_Task_
Check each line of the entries below for the string "icon" and state how many lines have it, with no other text.

++++++

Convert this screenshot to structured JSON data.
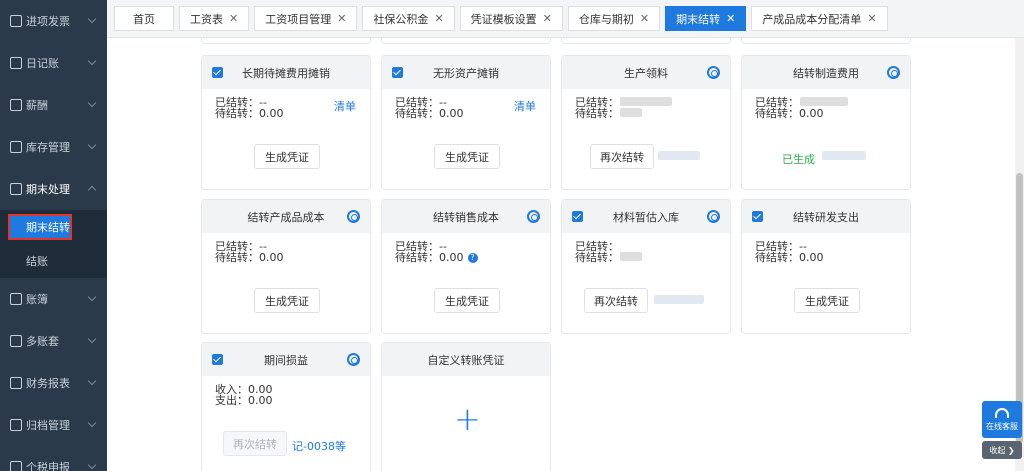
{
  "sidebar": {
    "items": [
      {
        "label": "进项发票",
        "icon": "invoice-icon"
      },
      {
        "label": "日记账",
        "icon": "journal-icon"
      },
      {
        "label": "薪酬",
        "icon": "salary-icon"
      },
      {
        "label": "库存管理",
        "icon": "warehouse-icon"
      },
      {
        "label": "期末处理",
        "icon": "period-end-icon"
      },
      {
        "label": "账簿",
        "icon": "ledger-icon"
      },
      {
        "label": "多账套",
        "icon": "multi-account-icon"
      },
      {
        "label": "财务报表",
        "icon": "report-icon"
      },
      {
        "label": "归档管理",
        "icon": "archive-icon"
      },
      {
        "label": "个税申报",
        "icon": "tax-icon"
      }
    ],
    "sub_items": [
      {
        "label": "期末结转"
      },
      {
        "label": "结账"
      }
    ]
  },
  "tabs": [
    {
      "label": "首页"
    },
    {
      "label": "工资表"
    },
    {
      "label": "工资项目管理"
    },
    {
      "label": "社保公积金"
    },
    {
      "label": "凭证模板设置"
    },
    {
      "label": "仓库与期初"
    },
    {
      "label": "期末结转"
    },
    {
      "label": "产成品成本分配清单"
    }
  ],
  "cards": [
    {
      "title": "长期待摊费用摊销",
      "line1": "已结转：--",
      "line2": "待结转：0.00",
      "link": "清单",
      "button": "生成凭证"
    },
    {
      "title": "无形资产摊销",
      "line1": "已结转：--",
      "line2": "待结转：0.00",
      "link": "清单",
      "button": "生成凭证"
    },
    {
      "title": "生产领料",
      "line1": "已结转：",
      "line2": "待结转：",
      "button": "再次结转"
    },
    {
      "title": "结转制造费用",
      "line1": "已结转：",
      "line2": "待结转：0.00",
      "status": "已生成"
    },
    {
      "title": "结转产成品成本",
      "line1": "已结转：--",
      "line2": "待结转：0.00",
      "button": "生成凭证"
    },
    {
      "title": "结转销售成本",
      "line1": "已结转：--",
      "line2": "待结转：0.00",
      "button": "生成凭证"
    },
    {
      "title": "材料暂估入库",
      "line1": "已结转：",
      "line2": "待结转：",
      "button": "再次结转"
    },
    {
      "title": "结转研发支出",
      "line1": "已结转：--",
      "line2": "待结转：0.00",
      "button": "生成凭证"
    },
    {
      "title": "期间损益",
      "line1": "收入：0.00",
      "line2": "支出：0.00",
      "button": "再次结转",
      "voucher": "记-0038等"
    },
    {
      "title": "自定义转账凭证",
      "plus": "+"
    }
  ],
  "float": {
    "service_label": "在线客服",
    "collapse_label": "收起 ❯"
  },
  "colors": {
    "accent": "#1f7ae0",
    "sidebar": "#2b3a4a",
    "success": "#2fae4a"
  }
}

++++++

_Written reply_
10